**Stated problem:**
In the records below, rewrite the stretch from the line containing "416, 225, 419]" through the line containing "262, 115, 264]", changing "sample-point" to "data-point" and leaving everything else the same.

**Raw data:**
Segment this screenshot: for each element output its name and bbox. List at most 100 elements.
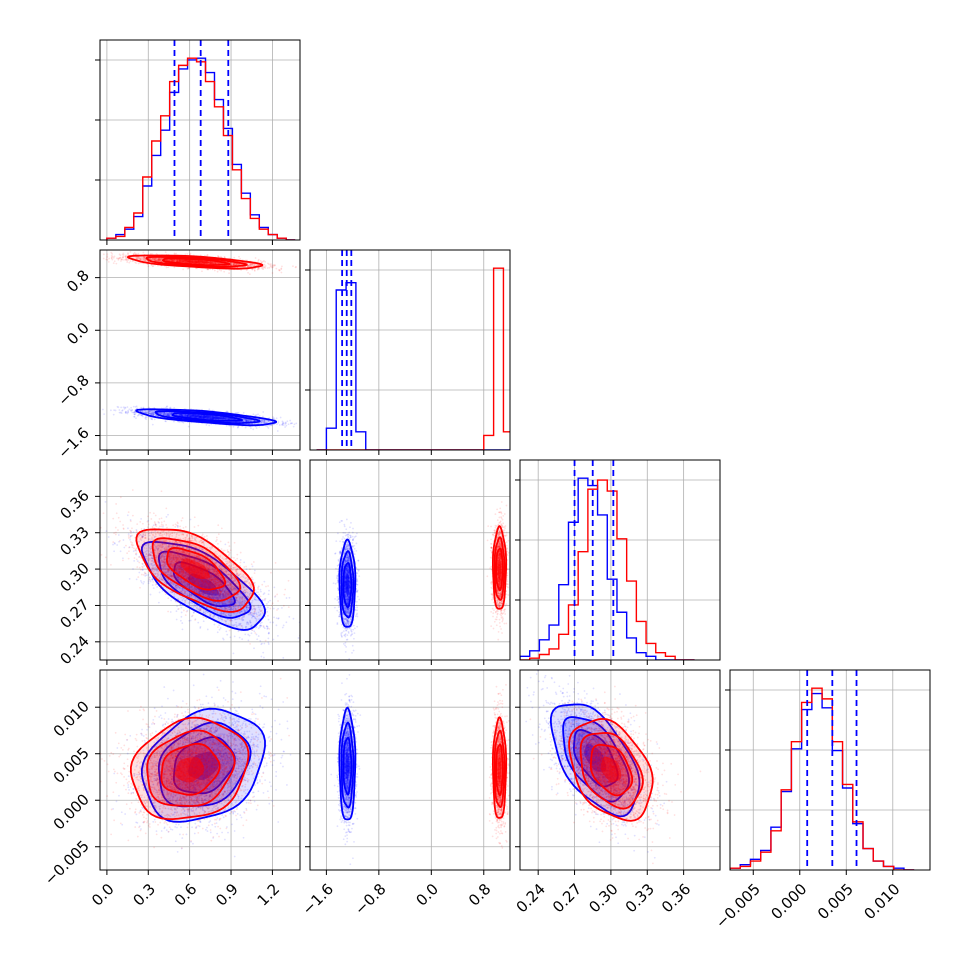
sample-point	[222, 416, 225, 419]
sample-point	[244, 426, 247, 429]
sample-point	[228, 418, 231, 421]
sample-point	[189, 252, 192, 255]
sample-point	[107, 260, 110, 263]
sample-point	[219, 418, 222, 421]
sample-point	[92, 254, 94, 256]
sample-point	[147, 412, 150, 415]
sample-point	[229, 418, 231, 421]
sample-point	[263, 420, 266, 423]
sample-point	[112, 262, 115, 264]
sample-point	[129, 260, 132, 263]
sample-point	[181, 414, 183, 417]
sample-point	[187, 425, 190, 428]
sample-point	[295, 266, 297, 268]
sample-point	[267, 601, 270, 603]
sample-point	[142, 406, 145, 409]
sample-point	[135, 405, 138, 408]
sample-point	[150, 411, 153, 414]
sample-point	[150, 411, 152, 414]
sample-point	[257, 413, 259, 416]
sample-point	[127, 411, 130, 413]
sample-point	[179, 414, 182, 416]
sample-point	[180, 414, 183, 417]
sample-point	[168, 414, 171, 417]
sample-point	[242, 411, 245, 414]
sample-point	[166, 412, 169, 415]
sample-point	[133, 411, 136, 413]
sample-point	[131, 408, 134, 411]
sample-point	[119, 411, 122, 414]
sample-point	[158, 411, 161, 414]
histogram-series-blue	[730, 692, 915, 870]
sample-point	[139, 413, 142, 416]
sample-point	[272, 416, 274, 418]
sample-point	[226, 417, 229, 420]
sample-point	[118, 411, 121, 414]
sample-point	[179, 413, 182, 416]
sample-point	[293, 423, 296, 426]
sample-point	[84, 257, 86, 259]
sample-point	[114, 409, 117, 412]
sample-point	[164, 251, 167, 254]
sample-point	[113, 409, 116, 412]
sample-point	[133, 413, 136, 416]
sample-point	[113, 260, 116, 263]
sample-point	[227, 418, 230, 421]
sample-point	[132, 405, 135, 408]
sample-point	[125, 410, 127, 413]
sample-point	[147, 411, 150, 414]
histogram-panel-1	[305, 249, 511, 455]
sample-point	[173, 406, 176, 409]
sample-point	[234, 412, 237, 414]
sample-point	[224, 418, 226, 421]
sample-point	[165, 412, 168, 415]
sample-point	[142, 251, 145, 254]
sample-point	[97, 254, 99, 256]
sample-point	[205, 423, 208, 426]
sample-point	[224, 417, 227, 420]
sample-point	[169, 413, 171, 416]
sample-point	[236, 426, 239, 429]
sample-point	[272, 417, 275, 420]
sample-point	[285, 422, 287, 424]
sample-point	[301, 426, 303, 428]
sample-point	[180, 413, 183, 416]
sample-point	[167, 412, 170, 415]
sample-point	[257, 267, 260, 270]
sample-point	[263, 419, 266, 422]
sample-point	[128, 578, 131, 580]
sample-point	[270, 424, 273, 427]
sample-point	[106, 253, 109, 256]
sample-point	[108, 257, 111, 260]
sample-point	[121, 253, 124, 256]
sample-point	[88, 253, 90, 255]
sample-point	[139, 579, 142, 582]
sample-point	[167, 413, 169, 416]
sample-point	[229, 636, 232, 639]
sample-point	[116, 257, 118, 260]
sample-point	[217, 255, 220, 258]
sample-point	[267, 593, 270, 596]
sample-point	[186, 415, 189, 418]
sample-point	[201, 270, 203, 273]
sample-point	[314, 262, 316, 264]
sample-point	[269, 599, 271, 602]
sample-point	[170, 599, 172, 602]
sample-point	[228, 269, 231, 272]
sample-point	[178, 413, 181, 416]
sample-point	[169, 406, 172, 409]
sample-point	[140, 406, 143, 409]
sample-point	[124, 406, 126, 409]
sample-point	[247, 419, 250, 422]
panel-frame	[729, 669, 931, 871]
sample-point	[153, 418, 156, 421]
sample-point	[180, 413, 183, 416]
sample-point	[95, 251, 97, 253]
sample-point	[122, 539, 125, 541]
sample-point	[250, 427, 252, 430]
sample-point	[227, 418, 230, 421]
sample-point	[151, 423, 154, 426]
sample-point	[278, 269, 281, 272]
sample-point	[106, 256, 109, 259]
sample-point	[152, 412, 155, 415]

==

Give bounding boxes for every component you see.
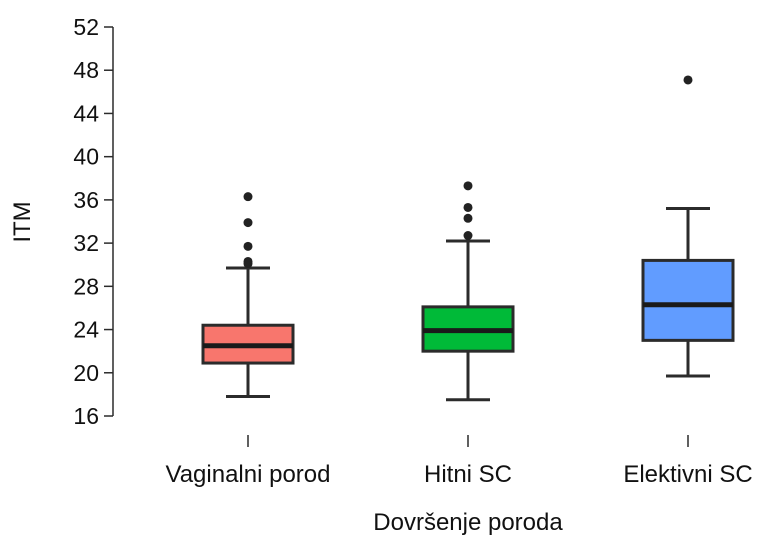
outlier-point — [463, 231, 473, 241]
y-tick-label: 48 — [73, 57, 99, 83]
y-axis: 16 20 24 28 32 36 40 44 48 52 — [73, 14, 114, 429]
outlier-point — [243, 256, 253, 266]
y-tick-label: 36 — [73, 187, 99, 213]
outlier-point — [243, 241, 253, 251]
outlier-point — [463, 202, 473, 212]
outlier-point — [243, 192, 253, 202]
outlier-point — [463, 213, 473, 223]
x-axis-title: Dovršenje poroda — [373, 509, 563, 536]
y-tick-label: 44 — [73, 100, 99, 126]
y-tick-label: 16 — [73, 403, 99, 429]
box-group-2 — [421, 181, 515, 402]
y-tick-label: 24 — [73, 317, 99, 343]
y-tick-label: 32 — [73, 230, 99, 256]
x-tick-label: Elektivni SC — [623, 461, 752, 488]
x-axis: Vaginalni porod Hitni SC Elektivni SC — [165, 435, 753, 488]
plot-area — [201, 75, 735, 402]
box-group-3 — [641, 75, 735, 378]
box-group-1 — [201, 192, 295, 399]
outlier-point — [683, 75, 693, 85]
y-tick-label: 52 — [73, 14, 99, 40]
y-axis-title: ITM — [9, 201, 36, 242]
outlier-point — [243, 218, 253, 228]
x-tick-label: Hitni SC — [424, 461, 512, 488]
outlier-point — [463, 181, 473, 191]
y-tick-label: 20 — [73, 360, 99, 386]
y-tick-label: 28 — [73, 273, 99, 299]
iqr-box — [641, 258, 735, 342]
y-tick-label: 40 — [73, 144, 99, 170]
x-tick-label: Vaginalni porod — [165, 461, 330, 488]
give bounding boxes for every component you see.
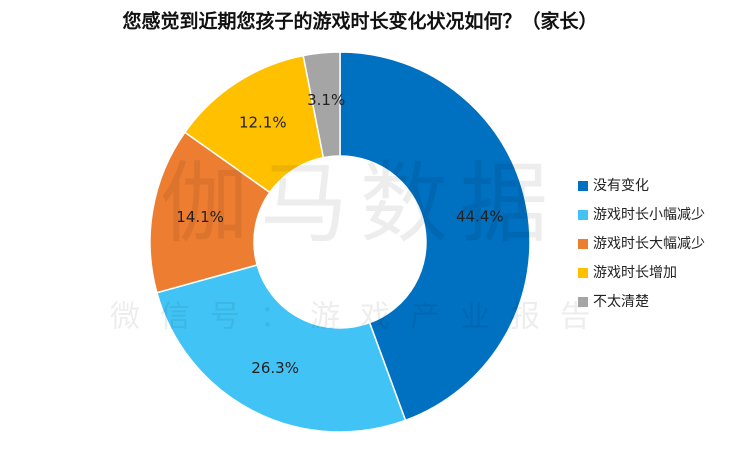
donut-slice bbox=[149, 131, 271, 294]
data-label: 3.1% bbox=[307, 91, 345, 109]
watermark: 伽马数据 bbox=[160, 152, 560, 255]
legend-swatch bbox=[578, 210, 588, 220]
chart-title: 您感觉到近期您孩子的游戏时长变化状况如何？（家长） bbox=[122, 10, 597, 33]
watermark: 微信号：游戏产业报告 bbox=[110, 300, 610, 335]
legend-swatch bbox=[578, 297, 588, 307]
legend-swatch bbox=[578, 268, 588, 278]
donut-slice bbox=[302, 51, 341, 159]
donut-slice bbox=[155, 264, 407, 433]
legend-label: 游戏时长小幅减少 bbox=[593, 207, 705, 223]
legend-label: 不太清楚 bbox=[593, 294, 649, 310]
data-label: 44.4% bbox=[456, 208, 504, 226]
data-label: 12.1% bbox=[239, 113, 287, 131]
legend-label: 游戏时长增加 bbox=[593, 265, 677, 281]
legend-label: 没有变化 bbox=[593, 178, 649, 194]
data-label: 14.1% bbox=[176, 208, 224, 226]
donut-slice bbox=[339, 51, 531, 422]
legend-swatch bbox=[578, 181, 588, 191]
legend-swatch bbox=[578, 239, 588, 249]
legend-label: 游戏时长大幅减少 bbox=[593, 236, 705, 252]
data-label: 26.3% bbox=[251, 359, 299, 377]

**Expected answer:**
data-point	[222, 416, 225, 419]
data-point	[244, 426, 247, 429]
data-point	[228, 418, 231, 421]
data-point	[189, 252, 192, 255]
data-point	[107, 260, 110, 263]
data-point	[219, 418, 222, 421]
data-point	[92, 254, 94, 256]
data-point	[147, 412, 150, 415]
data-point	[229, 418, 231, 421]
data-point	[263, 420, 266, 423]
data-point	[112, 262, 115, 264]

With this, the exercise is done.